- _The problem_
Below is a set of records. Repeat all of them exactly.

[Extracted data entries]

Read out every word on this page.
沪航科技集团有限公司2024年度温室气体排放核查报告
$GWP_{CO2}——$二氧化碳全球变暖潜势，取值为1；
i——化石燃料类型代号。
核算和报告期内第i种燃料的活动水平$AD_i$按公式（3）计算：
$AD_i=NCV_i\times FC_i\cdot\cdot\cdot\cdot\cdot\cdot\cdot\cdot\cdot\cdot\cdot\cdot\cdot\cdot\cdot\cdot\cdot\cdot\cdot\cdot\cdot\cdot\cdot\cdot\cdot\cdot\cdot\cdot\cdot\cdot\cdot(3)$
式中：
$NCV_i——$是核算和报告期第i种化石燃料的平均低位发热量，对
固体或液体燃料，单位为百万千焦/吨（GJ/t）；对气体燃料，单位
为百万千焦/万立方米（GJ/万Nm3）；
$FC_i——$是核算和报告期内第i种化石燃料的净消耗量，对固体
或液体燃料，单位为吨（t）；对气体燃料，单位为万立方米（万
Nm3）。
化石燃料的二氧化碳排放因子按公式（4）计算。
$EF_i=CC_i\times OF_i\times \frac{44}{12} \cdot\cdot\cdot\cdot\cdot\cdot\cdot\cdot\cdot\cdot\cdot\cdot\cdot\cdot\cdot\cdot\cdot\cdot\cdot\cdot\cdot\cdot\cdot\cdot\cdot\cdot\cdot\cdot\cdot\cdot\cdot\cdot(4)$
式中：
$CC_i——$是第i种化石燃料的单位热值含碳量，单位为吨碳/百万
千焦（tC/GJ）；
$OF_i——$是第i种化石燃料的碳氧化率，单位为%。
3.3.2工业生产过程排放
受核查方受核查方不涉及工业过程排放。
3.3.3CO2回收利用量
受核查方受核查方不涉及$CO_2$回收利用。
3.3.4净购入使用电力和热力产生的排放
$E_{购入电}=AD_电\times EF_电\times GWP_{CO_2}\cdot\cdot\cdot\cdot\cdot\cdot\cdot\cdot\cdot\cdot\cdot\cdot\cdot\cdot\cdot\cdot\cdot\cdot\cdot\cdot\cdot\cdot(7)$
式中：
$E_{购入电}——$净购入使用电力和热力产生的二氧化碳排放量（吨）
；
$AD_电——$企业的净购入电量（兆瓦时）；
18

- _Answer to this task_
Read out every word on this page.
沪航科技集团有限公司2024年度温室气体排放核查报告
$GWP_{CO2}——$二氧化碳全球变暖潜势，取值为1；
i——化石燃料类型代号。
核算和报告期内第i种燃料的活动水平$AD_i$按公式（3）计算：
$AD_i=NCV_i\times FC_i\cdot\cdot\cdot\cdot\cdot\cdot\cdot\cdot\cdot\cdot\cdot\cdot\cdot\cdot\cdot\cdot\cdot\cdot\cdot\cdot\cdot\cdot\cdot\cdot\cdot\cdot\cdot\cdot\cdot\cdot\cdot(3)$
式中：
$NCV_i——$是核算和报告期第i种化石燃料的平均低位发热量，对
固体或液体燃料，单位为百万千焦/吨（GJ/t）；对气体燃料，单位
为百万千焦/万立方米（GJ/万Nm3）；
$FC_i——$是核算和报告期内第i种化石燃料的净消耗量，对固体
或液体燃料，单位为吨（t）；对气体燃料，单位为万立方米（万
Nm3）。
化石燃料的二氧化碳排放因子按公式（4）计算。
$EF_i=CC_i\times OF_i\times \frac{44}{12} \cdot\cdot\cdot\cdot\cdot\cdot\cdot\cdot\cdot\cdot\cdot\cdot\cdot\cdot\cdot\cdot\cdot\cdot\cdot\cdot\cdot\cdot\cdot\cdot\cdot\cdot\cdot\cdot\cdot\cdot\cdot\cdot(4)$
式中：
$CC_i——$是第i种化石燃料的单位热值含碳量，单位为吨碳/百万
千焦（tC/GJ）；
$OF_i——$是第i种化石燃料的碳氧化率，单位为%。
3.3.2工业生产过程排放
受核查方受核查方不涉及工业过程排放。
3.3.3CO2回收利用量
受核查方受核查方不涉及$CO_2$回收利用。
3.3.4净购入使用电力和热力产生的排放
$E_{购入电}=AD_电\times EF_电\times GWP_{CO_2}\cdot\cdot\cdot\cdot\cdot\cdot\cdot\cdot\cdot\cdot\cdot\cdot\cdot\cdot\cdot\cdot\cdot\cdot\cdot\cdot\cdot\cdot(7)$
式中：
$E_{购入电}——$净购入使用电力和热力产生的二氧化碳排放量（吨）
；
$AD_电——$企业的净购入电量（兆瓦时）；
18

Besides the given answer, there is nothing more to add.